» Material provided

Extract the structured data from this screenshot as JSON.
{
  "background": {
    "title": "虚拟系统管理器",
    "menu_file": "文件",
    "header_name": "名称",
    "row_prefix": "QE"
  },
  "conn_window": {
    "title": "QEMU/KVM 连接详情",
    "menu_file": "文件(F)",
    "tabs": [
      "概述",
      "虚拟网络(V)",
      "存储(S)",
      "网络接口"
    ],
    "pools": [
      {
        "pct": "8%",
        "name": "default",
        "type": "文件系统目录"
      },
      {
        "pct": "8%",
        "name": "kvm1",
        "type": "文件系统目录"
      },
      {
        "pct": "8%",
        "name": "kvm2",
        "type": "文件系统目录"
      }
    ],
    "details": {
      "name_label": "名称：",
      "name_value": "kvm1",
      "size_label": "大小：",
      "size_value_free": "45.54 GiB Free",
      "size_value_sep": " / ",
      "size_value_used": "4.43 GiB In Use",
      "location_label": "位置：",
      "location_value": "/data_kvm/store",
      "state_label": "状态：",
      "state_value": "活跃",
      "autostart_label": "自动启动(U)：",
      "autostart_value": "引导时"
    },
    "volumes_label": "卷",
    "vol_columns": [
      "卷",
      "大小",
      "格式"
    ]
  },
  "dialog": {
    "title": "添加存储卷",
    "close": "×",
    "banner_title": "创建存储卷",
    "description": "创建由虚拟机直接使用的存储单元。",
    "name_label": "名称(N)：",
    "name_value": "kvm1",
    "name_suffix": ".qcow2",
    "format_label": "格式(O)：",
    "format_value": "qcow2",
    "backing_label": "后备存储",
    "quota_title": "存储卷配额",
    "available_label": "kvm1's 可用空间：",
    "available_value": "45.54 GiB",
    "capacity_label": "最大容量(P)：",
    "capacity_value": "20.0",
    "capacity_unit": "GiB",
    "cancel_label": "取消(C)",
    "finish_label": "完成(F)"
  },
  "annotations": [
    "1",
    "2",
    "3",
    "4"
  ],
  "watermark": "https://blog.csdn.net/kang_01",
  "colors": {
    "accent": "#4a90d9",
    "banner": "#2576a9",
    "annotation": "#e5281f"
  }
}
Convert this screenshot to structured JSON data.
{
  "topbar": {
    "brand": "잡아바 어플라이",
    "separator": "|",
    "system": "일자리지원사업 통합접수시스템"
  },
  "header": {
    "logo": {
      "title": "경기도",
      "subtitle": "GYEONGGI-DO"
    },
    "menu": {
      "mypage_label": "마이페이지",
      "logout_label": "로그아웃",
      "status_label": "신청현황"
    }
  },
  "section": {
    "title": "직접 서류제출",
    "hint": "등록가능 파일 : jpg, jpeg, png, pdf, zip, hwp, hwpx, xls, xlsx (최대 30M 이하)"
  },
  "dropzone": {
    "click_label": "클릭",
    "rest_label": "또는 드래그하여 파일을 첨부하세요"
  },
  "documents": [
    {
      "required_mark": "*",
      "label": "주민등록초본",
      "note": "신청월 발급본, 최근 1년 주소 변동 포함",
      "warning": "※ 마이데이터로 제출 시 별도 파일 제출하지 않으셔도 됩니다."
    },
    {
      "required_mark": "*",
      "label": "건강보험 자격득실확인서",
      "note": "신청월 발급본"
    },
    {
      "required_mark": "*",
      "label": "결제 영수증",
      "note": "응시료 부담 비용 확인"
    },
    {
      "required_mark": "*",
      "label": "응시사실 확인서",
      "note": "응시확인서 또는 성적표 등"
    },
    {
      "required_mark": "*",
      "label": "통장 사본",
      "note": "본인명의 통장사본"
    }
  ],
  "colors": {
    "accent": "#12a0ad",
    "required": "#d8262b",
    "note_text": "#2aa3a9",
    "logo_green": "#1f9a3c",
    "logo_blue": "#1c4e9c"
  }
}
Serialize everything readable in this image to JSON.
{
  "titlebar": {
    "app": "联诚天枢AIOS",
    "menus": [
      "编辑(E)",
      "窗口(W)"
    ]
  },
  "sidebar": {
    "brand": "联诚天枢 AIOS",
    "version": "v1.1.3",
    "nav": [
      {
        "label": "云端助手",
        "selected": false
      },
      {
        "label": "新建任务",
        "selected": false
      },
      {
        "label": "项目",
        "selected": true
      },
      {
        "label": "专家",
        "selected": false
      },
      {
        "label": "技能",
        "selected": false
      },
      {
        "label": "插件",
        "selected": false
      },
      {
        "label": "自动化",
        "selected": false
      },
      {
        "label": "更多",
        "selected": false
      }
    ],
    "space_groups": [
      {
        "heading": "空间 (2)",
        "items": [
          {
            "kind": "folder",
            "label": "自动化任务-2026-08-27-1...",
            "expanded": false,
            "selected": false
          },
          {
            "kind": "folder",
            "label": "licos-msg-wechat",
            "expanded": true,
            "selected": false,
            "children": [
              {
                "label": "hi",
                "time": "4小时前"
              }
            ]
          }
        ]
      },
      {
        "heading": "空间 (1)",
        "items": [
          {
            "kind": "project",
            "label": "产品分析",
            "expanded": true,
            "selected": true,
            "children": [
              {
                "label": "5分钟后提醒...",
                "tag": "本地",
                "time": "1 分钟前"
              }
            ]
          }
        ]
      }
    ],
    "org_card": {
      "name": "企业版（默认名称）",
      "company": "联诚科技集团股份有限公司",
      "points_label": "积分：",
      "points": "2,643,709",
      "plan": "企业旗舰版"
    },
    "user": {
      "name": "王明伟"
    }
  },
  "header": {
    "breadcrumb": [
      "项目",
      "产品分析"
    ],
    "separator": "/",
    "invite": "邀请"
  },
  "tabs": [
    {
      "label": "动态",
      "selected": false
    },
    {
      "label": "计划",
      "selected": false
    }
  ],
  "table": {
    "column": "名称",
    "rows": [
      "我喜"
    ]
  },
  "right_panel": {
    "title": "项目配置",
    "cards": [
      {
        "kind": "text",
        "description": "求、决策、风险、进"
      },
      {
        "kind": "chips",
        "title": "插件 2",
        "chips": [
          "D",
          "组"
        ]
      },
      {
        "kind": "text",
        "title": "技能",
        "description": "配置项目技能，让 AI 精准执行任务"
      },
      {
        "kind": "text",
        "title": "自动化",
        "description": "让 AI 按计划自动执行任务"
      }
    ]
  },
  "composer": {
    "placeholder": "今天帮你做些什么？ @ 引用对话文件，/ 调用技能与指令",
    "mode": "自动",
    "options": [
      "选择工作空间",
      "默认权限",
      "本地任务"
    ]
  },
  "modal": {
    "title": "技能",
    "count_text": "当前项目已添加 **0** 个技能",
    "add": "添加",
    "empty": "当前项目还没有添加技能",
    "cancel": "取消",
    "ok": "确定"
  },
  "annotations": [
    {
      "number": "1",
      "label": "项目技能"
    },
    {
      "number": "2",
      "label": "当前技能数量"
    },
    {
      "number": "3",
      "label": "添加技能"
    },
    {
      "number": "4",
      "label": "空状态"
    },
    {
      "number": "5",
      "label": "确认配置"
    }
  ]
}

» Task instructions
Copy all the lines, exactly.

» Answer below
Extract the structured data from this screenshot as JSON.
{
  "background": {
    "title": "虚拟系统管理器",
    "menu_file": "文件",
    "header_name": "名称",
    "row_prefix": "QE"
  },
  "conn_window": {
    "title": "QEMU/KVM 连接详情",
    "menu_file": "文件(F)",
    "tabs": [
      "概述",
      "虚拟网络(V)",
      "存储(S)",
      "网络接口"
    ],
    "pools": [
      {
        "pct": "8%",
        "name": "default",
        "type": "文件系统目录"
      },
      {
        "pct": "8%",
        "name": "kvm1",
        "type": "文件系统目录"
      },
      {
        "pct": "8%",
        "name": "kvm2",
        "type": "文件系统目录"
      }
    ],
    "details": {
      "name_label": "名称：",
      "name_value": "kvm1",
      "size_label": "大小：",
      "size_value_free": "45.54 GiB Free",
      "size_value_sep": " / ",
      "size_value_used": "4.43 GiB In Use",
      "location_label": "位置：",
      "location_value": "/data_kvm/store",
      "state_label": "状态：",
      "state_value": "活跃",
      "autostart_label": "自动启动(U)：",
      "autostart_value": "引导时"
    },
    "volumes_label": "卷",
    "vol_columns": [
      "卷",
      "大小",
      "格式"
    ]
  },
  "dialog": {
    "title": "添加存储卷",
    "close": "×",
    "banner_title": "创建存储卷",
    "description": "创建由虚拟机直接使用的存储单元。",
    "name_label": "名称(N)：",
    "name_value": "kvm1",
    "name_suffix": ".qcow2",
    "format_label": "格式(O)：",
    "format_value": "qcow2",
    "backing_label": "后备存储",
    "quota_title": "存储卷配额",
    "available_label": "kvm1's 可用空间：",
    "available_value": "45.54 GiB",
    "capacity_label": "最大容量(P)：",
    "capacity_value": "20.0",
    "capacity_unit": "GiB",
    "cancel_label": "取消(C)",
    "finish_label": "完成(F)"
  },
  "annotations": [
    "1",
    "2",
    "3",
    "4"
  ],
  "watermark": "https://blog.csdn.net/kang_01",
  "colors": {
    "accent": "#4a90d9",
    "banner": "#2576a9",
    "annotation": "#e5281f"
  }
}
Convert this screenshot to structured JSON data.
{
  "topbar": {
    "brand": "잡아바 어플라이",
    "separator": "|",
    "system": "일자리지원사업 통합접수시스템"
  },
  "header": {
    "logo": {
      "title": "경기도",
      "subtitle": "GYEONGGI-DO"
    },
    "menu": {
      "mypage_label": "마이페이지",
      "logout_label": "로그아웃",
      "status_label": "신청현황"
    }
  },
  "section": {
    "title": "직접 서류제출",
    "hint": "등록가능 파일 : jpg, jpeg, png, pdf, zip, hwp, hwpx, xls, xlsx (최대 30M 이하)"
  },
  "dropzone": {
    "click_label": "클릭",
    "rest_label": "또는 드래그하여 파일을 첨부하세요"
  },
  "documents": [
    {
      "required_mark": "*",
      "label": "주민등록초본",
      "note": "신청월 발급본, 최근 1년 주소 변동 포함",
      "warning": "※ 마이데이터로 제출 시 별도 파일 제출하지 않으셔도 됩니다."
    },
    {
      "required_mark": "*",
      "label": "건강보험 자격득실확인서",
      "note": "신청월 발급본"
    },
    {
      "required_mark": "*",
      "label": "결제 영수증",
      "note": "응시료 부담 비용 확인"
    },
    {
      "required_mark": "*",
      "label": "응시사실 확인서",
      "note": "응시확인서 또는 성적표 등"
    },
    {
      "required_mark": "*",
      "label": "통장 사본",
      "note": "본인명의 통장사본"
    }
  ],
  "colors": {
    "accent": "#12a0ad",
    "required": "#d8262b",
    "note_text": "#2aa3a9",
    "logo_green": "#1f9a3c",
    "logo_blue": "#1c4e9c"
  }
}
Serialize everything readable in this image to JSON.
{
  "titlebar": {
    "app": "联诚天枢AIOS",
    "menus": [
      "编辑(E)",
      "窗口(W)"
    ]
  },
  "sidebar": {
    "brand": "联诚天枢 AIOS",
    "version": "v1.1.3",
    "nav": [
      {
        "label": "云端助手",
        "selected": false
      },
      {
        "label": "新建任务",
        "selected": false
      },
      {
        "label": "项目",
        "selected": true
      },
      {
        "label": "专家",
        "selected": false
      },
      {
        "label": "技能",
        "selected": false
      },
      {
        "label": "插件",
        "selected": false
      },
      {
        "label": "自动化",
        "selected": false
      },
      {
        "label": "更多",
        "selected": false
      }
    ],
    "space_groups": [
      {
        "heading": "空间 (2)",
        "items": [
          {
            "kind": "folder",
            "label": "自动化任务-2026-08-27-1...",
            "expanded": false,
            "selected": false
          },
          {
            "kind": "folder",
            "label": "licos-msg-wechat",
            "expanded": true,
            "selected": false,
            "children": [
              {
                "label": "hi",
                "time": "4小时前"
              }
            ]
          }
        ]
      },
      {
        "heading": "空间 (1)",
        "items": [
          {
            "kind": "project",
            "label": "产品分析",
            "expanded": true,
            "selected": true,
            "children": [
              {
                "label": "5分钟后提醒...",
                "tag": "本地",
                "time": "1 分钟前"
              }
            ]
          }
        ]
      }
    ],
    "org_card": {
      "name": "企业版（默认名称）",
      "company": "联诚科技集团股份有限公司",
      "points_label": "积分：",
      "points": "2,643,709",
      "plan": "企业旗舰版"
    },
    "user": {
      "name": "王明伟"
    }
  },
  "header": {
    "breadcrumb": [
      "项目",
      "产品分析"
    ],
    "separator": "/",
    "invite": "邀请"
  },
  "tabs": [
    {
      "label": "动态",
      "selected": false
    },
    {
      "label": "计划",
      "selected": false
    }
  ],
  "table": {
    "column": "名称",
    "rows": [
      "我喜"
    ]
  },
  "right_panel": {
    "title": "项目配置",
    "cards": [
      {
        "kind": "text",
        "description": "求、决策、风险、进"
      },
      {
        "kind": "chips",
        "title": "插件 2",
        "chips": [
          "D",
          "组"
        ]
      },
      {
        "kind": "text",
        "title": "技能",
        "description": "配置项目技能，让 AI 精准执行任务"
      },
      {
        "kind": "text",
        "title": "自动化",
        "description": "让 AI 按计划自动执行任务"
      }
    ]
  },
  "composer": {
    "placeholder": "今天帮你做些什么？ @ 引用对话文件，/ 调用技能与指令",
    "mode": "自动",
    "options": [
      "选择工作空间",
      "默认权限",
      "本地任务"
    ]
  },
  "modal": {
    "title": "技能",
    "count_text": "当前项目已添加 **0** 个技能",
    "add": "添加",
    "empty": "当前项目还没有添加技能",
    "cancel": "取消",
    "ok": "确定"
  },
  "annotations": [
    {
      "number": "1",
      "label": "项目技能"
    },
    {
      "number": "2",
      "label": "当前技能数量"
    },
    {
      "number": "3",
      "label": "添加技能"
    },
    {
      "number": "4",
      "label": "空状态"
    },
    {
      "number": "5",
      "label": "确认配置"
    }
  ]
}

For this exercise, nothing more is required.